— PROMPT —
Lift every line from the entries that includes the word "управления".

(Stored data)
···

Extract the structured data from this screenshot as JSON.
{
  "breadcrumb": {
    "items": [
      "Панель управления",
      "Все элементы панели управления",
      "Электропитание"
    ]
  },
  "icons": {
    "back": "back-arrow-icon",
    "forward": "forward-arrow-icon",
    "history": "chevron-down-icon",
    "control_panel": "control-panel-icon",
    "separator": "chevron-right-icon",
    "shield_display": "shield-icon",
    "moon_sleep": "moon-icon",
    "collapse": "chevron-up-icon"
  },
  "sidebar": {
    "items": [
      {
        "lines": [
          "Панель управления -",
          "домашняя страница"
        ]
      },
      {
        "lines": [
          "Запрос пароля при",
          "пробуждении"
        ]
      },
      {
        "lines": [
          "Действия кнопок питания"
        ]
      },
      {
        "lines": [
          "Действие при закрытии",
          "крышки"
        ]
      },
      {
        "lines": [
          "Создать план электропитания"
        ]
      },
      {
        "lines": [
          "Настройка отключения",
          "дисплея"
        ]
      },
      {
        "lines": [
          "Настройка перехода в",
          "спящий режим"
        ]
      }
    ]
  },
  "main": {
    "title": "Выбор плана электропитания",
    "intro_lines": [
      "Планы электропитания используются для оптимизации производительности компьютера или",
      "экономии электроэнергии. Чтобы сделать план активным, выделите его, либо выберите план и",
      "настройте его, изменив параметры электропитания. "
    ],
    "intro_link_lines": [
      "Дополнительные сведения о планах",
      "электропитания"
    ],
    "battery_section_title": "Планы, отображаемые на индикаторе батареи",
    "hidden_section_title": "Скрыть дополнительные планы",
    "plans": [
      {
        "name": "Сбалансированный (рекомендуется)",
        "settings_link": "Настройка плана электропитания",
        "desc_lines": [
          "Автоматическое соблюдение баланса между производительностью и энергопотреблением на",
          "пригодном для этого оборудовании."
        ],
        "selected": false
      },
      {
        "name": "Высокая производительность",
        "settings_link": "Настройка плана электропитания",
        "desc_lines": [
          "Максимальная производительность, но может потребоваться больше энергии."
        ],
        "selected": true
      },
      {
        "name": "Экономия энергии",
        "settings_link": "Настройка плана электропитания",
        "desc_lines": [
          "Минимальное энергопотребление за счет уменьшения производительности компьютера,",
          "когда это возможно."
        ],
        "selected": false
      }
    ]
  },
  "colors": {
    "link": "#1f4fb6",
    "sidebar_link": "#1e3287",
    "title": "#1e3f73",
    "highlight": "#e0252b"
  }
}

···

— SOLVED EXERCISE —
      "Панель управления",
      "Все элементы панели управления",
          "Панель управления -",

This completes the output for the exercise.